STATED TASK A |
In the mailing-list thread below, how many volunteers is the upcoming nomcom's goal?

PASSAGE |
┌──

RE: NOMCOM 2013-14 Volunteering - 3rd and Final Call for Volunteers

2013-07-02 Thread John C Klensin
Allison,

Just one or two observations...

--On Tuesday, July 02, 2013 13:50 +0800 rex corpuz
rex_corpuz2...@yahoo.com wrote:

...
 The more volunteers we get, the better chance we have of
 choosing a  random yet representative cross section of the
 IETF.  Respond to this  challenge and strengthen our
 statistical significance...

You must know that statement isn't true and I think it would
actually help the IETF is we stopped kidding ourselves about it.
From an almost-elementary statistical standpoint, increasing the
sample proportion within a particular subset of a population has
nothing to do with strengthening the statistical significance or
representativeness of the total population.

As other recent conversations have illustrated, that particular
subset excludes those who don't attend lots of meetings f2f, it
excludes those who are wiling to serve in positions the Nomcom
appoints (and who believe that they have or could obtain the
resources and support to do so), and it excludes anyone who
lacks the time, support, and resources to make a major
commitment to the Nomcom for an extended period.  Some of the
community would argue that those restrictions are A Good Thing
and create a better Nomcom than we would have with a
representative cross section of the IETF.  Others would (and
have) argued that those restrictions are both a problem in
themselves and an important contributor to less diversity than
they think desirable.  But it is, IMO, impossible to argue that
a group selected under those restrictions represents a
statistically-valid sample of the community (or, in different
language, a cross-section of that community).  Selecting more
people from that same pool doesn't increase the odds of getting
a valid cross-section of the community, it just increases the
odds of getting a valid cross-section of the pool.

Again, I'm not arguing, at least in this note, that the pool
from which you are soliciting volunteers isn't appropriate
and/or the absolutely best we can do or even what we want
whether it is or not.  But we should stop pretending that it
represents a statistically-valid cross-section of the community,
much less that getting more volunteers has anything to do with
that.

best,
  john





Re: NOMCOM 2013-14 Volunteering - 3rd and Final Call for Volunteers

2013-07-02 Thread Donald Eastlake
Hi,

On Mon, Jul 1, 2013 at 7:40 PM, NomCom Chair 2013
nomcom-chair-2...@ietf.org wrote:
 Hi, everyone,

 We are short of our goal of 200 volunteers for the upcoming nomcom.
 Please do volunteer.  Our publicly verifiable random algorithm has fully
 adequate entropy for a flood of volunteers - more names, more names, more
 names, more brains --- er, oops, not yet a zombie.

└──

STATED TASK B |
Return the lines of the records starting at the first line and ending at the line that contains "347, 702, 352]", including both, with each line copied unchanged.

EXTRACTED ENTRIES |

┌──

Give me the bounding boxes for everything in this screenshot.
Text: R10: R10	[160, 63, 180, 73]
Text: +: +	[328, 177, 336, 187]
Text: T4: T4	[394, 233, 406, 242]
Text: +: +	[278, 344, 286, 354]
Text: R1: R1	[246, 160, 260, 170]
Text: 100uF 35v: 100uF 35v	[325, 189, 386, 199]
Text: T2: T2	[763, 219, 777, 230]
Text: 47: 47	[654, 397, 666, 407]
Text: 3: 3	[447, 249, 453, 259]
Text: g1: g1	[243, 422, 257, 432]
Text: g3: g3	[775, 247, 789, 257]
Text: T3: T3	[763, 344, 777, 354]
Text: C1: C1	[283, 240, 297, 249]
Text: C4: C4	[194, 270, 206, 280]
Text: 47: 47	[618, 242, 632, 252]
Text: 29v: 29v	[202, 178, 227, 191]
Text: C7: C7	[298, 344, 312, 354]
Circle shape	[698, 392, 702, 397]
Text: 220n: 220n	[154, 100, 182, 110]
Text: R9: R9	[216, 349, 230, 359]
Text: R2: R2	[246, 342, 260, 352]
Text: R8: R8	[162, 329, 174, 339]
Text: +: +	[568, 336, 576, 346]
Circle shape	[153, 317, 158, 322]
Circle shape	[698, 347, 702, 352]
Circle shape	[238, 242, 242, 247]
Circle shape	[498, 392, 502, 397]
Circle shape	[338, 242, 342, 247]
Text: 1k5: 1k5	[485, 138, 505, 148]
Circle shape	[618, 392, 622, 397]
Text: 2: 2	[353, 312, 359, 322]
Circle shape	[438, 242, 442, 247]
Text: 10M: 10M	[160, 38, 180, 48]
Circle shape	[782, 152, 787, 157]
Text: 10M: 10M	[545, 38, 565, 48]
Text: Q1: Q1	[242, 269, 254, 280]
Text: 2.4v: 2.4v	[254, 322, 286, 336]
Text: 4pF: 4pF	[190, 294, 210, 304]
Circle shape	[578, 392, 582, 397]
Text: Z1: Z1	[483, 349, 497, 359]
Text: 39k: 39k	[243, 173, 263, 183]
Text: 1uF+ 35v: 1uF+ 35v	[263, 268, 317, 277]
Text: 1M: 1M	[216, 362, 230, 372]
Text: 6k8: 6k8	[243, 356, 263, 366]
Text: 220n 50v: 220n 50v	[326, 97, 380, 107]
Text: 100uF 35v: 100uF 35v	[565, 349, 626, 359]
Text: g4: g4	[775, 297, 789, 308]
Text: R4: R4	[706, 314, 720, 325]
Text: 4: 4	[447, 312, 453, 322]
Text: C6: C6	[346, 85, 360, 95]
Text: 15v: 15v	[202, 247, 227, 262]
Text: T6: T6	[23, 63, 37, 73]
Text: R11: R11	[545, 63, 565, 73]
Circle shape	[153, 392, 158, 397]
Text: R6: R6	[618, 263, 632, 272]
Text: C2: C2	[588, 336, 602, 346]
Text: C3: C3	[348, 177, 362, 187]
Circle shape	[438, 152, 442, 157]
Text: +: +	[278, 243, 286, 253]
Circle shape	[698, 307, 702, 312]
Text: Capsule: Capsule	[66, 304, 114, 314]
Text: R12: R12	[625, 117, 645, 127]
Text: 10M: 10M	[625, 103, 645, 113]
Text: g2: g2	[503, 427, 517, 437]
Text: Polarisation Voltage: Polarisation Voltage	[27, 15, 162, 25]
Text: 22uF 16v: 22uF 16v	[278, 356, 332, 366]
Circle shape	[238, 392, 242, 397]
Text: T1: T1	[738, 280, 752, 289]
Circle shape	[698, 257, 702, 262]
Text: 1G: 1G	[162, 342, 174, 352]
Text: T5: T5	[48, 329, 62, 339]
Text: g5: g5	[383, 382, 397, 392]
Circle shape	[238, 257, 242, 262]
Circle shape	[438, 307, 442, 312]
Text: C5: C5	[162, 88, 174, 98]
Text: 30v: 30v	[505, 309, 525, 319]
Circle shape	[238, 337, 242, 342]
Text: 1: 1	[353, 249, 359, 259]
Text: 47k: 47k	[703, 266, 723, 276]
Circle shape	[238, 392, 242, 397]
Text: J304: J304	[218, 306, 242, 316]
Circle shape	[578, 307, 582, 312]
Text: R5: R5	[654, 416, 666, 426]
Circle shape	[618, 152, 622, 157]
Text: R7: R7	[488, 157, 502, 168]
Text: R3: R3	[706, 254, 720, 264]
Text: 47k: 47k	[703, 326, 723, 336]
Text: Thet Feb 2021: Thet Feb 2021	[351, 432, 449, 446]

└──

WRITTEN SOLUTION A |
200 volunteers

WRITTEN SOLUTION B |
Give me the bounding boxes for everything in this screenshot.
Text: R10: R10	[160, 63, 180, 73]
Text: +: +	[328, 177, 336, 187]
Text: T4: T4	[394, 233, 406, 242]
Text: +: +	[278, 344, 286, 354]
Text: R1: R1	[246, 160, 260, 170]
Text: 100uF 35v: 100uF 35v	[325, 189, 386, 199]
Text: T2: T2	[763, 219, 777, 230]
Text: 47: 47	[654, 397, 666, 407]
Text: 3: 3	[447, 249, 453, 259]
Text: g1: g1	[243, 422, 257, 432]
Text: g3: g3	[775, 247, 789, 257]
Text: T3: T3	[763, 344, 777, 354]
Text: C1: C1	[283, 240, 297, 249]
Text: C4: C4	[194, 270, 206, 280]
Text: 47: 47	[618, 242, 632, 252]
Text: 29v: 29v	[202, 178, 227, 191]
Text: C7: C7	[298, 344, 312, 354]
Circle shape	[698, 392, 702, 397]
Text: 220n: 220n	[154, 100, 182, 110]
Text: R9: R9	[216, 349, 230, 359]
Text: R2: R2	[246, 342, 260, 352]
Text: R8: R8	[162, 329, 174, 339]
Text: +: +	[568, 336, 576, 346]
Circle shape	[153, 317, 158, 322]
Circle shape	[698, 347, 702, 352]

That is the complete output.